→ Stated task:
Starting at the line that contains "What does this", restate each line word for word through the final line of the data, keeping both ends.

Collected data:
********************
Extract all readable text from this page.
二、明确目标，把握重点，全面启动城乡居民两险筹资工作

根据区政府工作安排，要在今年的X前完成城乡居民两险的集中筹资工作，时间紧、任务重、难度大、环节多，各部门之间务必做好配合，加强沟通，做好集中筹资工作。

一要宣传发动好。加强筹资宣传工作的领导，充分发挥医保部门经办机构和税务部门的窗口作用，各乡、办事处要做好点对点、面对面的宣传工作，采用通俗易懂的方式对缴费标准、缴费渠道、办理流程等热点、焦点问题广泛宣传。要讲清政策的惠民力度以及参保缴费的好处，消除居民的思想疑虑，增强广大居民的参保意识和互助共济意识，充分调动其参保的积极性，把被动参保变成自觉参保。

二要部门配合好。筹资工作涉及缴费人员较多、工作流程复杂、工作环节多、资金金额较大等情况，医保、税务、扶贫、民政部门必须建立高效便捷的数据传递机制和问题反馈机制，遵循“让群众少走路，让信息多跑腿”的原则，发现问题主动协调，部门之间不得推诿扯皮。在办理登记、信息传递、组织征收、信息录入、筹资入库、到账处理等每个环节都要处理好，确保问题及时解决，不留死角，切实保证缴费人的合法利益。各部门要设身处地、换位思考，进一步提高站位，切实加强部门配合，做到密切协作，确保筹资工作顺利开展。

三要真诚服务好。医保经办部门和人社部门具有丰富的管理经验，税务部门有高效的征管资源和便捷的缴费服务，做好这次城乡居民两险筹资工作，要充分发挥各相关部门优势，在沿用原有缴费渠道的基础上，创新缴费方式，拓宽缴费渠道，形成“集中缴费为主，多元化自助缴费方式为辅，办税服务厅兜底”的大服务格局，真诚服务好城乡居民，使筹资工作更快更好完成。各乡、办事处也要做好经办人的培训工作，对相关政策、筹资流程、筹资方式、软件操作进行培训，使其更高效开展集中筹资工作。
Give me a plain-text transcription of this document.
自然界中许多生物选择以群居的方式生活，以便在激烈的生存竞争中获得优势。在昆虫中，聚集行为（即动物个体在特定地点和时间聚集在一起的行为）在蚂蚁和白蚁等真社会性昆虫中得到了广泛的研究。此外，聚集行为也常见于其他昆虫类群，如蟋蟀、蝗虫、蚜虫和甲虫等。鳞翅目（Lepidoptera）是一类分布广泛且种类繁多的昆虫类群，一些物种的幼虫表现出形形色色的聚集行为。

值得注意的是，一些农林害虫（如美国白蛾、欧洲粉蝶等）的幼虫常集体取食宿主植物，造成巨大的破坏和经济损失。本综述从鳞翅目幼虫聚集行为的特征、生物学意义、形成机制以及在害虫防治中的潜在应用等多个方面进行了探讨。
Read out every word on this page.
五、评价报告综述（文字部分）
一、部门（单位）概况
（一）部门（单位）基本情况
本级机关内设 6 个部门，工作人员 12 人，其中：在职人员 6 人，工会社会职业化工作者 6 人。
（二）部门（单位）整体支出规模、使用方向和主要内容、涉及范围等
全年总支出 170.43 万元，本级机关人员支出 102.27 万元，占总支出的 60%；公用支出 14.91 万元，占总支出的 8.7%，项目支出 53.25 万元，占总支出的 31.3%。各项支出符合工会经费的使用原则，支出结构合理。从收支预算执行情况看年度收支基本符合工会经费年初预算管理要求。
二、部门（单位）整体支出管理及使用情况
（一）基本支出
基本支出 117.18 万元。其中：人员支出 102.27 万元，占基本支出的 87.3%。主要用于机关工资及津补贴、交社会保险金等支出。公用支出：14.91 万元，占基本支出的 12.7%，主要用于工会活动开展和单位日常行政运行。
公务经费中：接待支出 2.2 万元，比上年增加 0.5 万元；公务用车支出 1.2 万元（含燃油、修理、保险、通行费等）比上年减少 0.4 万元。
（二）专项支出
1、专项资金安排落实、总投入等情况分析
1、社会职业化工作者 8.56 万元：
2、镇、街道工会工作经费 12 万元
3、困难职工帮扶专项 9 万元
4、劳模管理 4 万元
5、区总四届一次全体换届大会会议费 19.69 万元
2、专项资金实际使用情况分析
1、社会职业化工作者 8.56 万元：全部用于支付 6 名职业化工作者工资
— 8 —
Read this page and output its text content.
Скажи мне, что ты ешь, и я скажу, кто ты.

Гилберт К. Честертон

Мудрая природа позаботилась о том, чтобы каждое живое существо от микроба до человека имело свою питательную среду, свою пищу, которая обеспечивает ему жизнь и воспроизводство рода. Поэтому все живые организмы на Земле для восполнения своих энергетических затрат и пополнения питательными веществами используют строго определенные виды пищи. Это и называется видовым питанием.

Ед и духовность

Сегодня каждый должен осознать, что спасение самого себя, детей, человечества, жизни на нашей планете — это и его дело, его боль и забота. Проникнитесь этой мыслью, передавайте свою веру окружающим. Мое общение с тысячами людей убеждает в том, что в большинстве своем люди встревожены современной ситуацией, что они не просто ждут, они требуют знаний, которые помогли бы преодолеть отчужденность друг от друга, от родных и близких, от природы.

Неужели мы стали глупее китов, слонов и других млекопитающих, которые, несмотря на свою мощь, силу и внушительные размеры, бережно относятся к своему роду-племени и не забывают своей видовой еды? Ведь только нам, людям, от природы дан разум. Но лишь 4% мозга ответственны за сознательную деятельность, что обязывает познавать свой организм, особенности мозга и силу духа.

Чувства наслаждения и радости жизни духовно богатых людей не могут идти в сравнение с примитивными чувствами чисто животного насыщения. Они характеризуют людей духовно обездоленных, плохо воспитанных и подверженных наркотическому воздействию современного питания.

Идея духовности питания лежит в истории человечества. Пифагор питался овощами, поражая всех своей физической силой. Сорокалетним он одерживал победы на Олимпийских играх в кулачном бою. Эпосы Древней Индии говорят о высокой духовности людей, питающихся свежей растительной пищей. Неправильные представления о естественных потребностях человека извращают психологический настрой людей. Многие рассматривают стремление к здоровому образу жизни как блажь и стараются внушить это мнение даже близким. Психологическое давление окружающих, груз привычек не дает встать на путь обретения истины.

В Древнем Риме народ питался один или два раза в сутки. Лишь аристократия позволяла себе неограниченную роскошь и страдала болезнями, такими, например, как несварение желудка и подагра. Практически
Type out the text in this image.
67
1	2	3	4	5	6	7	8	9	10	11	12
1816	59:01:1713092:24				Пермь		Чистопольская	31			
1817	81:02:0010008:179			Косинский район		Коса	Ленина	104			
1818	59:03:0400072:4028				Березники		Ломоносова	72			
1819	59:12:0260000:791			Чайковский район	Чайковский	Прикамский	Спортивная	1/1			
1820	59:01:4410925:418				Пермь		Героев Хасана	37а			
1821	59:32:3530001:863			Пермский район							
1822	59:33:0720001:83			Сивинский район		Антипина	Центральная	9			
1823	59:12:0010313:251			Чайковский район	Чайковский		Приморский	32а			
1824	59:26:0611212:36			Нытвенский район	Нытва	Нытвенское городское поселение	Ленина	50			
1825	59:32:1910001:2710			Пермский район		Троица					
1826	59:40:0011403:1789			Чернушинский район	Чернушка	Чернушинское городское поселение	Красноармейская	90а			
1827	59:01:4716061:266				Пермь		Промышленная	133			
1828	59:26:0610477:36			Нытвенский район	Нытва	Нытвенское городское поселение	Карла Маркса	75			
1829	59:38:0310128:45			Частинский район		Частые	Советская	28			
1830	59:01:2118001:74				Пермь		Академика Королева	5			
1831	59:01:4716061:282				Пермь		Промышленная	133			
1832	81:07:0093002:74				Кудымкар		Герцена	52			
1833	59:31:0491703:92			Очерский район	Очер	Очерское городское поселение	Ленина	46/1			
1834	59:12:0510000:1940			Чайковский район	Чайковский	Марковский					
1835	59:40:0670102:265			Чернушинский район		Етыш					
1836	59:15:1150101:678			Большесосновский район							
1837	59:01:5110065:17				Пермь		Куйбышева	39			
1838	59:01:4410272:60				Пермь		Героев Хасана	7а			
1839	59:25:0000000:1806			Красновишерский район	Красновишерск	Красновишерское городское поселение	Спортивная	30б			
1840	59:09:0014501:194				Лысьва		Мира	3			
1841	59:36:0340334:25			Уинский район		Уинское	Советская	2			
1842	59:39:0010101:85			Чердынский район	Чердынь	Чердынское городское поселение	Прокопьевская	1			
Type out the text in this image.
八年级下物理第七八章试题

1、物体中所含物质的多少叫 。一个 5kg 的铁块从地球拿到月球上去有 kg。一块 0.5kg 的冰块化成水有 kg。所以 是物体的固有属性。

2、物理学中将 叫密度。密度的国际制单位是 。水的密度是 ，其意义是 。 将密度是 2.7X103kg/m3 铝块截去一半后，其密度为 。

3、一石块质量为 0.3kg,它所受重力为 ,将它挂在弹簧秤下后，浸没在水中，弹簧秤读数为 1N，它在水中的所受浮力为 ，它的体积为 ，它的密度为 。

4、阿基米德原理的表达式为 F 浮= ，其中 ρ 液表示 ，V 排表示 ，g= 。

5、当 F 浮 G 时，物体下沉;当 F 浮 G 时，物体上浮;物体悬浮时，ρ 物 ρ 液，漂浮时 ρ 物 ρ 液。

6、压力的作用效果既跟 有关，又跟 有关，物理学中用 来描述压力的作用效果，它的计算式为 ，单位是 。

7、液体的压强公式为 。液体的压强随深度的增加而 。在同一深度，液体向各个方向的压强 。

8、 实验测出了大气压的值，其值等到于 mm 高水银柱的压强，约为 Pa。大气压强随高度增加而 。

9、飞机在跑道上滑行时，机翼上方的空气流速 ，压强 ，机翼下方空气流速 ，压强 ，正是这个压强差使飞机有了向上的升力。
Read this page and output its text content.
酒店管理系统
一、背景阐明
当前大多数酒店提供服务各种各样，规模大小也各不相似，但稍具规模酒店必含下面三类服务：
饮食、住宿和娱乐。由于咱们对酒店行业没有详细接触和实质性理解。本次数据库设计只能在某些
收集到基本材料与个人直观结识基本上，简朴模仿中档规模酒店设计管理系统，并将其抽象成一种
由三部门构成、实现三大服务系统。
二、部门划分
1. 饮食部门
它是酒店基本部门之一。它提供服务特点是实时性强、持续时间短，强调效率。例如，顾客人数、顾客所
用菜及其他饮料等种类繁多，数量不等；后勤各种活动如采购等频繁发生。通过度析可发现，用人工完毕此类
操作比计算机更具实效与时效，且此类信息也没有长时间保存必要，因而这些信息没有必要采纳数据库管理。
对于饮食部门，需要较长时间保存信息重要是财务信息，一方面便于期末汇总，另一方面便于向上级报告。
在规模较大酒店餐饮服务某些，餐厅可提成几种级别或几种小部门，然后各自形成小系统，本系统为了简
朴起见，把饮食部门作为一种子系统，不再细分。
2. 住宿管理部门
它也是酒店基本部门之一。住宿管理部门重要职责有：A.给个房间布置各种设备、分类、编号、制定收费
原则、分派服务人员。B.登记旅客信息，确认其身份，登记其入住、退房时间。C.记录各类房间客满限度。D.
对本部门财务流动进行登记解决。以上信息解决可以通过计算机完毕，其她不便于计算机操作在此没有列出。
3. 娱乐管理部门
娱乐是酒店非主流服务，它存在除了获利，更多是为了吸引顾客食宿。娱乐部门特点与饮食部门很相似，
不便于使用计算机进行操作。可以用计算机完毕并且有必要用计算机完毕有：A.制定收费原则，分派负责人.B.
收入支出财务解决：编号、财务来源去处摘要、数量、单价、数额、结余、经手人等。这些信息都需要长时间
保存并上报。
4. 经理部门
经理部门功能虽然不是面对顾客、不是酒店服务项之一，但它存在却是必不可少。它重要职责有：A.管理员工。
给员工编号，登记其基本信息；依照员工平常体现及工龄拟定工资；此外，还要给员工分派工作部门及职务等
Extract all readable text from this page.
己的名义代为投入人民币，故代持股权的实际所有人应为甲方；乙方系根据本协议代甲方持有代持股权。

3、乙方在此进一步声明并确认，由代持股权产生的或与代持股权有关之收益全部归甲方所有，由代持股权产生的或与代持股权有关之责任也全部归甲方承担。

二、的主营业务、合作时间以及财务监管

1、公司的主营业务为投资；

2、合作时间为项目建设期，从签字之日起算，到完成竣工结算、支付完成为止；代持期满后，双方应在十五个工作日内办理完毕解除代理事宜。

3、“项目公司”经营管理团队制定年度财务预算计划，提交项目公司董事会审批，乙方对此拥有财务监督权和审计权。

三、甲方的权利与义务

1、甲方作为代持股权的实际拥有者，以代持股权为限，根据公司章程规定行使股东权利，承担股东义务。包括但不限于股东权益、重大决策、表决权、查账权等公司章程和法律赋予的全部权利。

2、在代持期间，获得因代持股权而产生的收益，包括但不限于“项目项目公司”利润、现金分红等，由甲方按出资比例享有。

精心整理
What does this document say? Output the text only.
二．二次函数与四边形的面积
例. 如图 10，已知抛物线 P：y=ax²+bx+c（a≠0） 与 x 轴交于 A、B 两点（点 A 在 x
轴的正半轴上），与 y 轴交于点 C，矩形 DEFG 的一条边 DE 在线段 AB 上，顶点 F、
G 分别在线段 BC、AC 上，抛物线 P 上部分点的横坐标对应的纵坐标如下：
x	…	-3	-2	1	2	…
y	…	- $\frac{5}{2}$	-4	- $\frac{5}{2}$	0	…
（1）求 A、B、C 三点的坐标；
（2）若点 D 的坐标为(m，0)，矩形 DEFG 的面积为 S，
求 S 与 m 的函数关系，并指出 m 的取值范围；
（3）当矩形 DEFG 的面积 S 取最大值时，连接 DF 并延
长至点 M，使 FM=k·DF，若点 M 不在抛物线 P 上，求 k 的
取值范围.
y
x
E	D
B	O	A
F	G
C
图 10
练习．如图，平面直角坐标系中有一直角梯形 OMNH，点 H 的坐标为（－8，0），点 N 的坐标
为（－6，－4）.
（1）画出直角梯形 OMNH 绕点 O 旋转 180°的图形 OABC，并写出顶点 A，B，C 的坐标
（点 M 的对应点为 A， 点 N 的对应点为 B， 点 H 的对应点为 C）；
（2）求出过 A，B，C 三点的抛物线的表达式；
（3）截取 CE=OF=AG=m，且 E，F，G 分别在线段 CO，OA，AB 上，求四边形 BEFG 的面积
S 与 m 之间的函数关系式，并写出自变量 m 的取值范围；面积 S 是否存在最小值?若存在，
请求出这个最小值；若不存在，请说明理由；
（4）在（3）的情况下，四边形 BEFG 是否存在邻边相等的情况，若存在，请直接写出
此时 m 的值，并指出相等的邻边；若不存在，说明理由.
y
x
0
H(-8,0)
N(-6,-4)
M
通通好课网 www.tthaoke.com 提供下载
********************
→ Reply:
What does this document say? Output the text only.
二．二次函数与四边形的面积
例. 如图 10，已知抛物线 P：y=ax²+bx+c（a≠0） 与 x 轴交于 A、B 两点（点 A 在 x
轴的正半轴上），与 y 轴交于点 C，矩形 DEFG 的一条边 DE 在线段 AB 上，顶点 F、
G 分别在线段 BC、AC 上，抛物线 P 上部分点的横坐标对应的纵坐标如下：
x	…	-3	-2	1	2	…
y	…	- $\frac{5}{2}$	-4	- $\frac{5}{2}$	0	…
（1）求 A、B、C 三点的坐标；
（2）若点 D 的坐标为(m，0)，矩形 DEFG 的面积为 S，
求 S 与 m 的函数关系，并指出 m 的取值范围；
（3）当矩形 DEFG 的面积 S 取最大值时，连接 DF 并延
长至点 M，使 FM=k·DF，若点 M 不在抛物线 P 上，求 k 的
取值范围.
y
x
E	D
B	O	A
F	G
C
图 10
练习．如图，平面直角坐标系中有一直角梯形 OMNH，点 H 的坐标为（－8，0），点 N 的坐标
为（－6，－4）.
（1）画出直角梯形 OMNH 绕点 O 旋转 180°的图形 OABC，并写出顶点 A，B，C 的坐标
（点 M 的对应点为 A， 点 N 的对应点为 B， 点 H 的对应点为 C）；
（2）求出过 A，B，C 三点的抛物线的表达式；
（3）截取 CE=OF=AG=m，且 E，F，G 分别在线段 CO，OA，AB 上，求四边形 BEFG 的面积
S 与 m 之间的函数关系式，并写出自变量 m 的取值范围；面积 S 是否存在最小值?若存在，
请求出这个最小值；若不存在，请说明理由；
（4）在（3）的情况下，四边形 BEFG 是否存在邻边相等的情况，若存在，请直接写出
此时 m 的值，并指出相等的邻边；若不存在，说明理由.
y
x
0
H(-8,0)
N(-6,-4)
M
通通好课网 www.tthaoke.com 提供下载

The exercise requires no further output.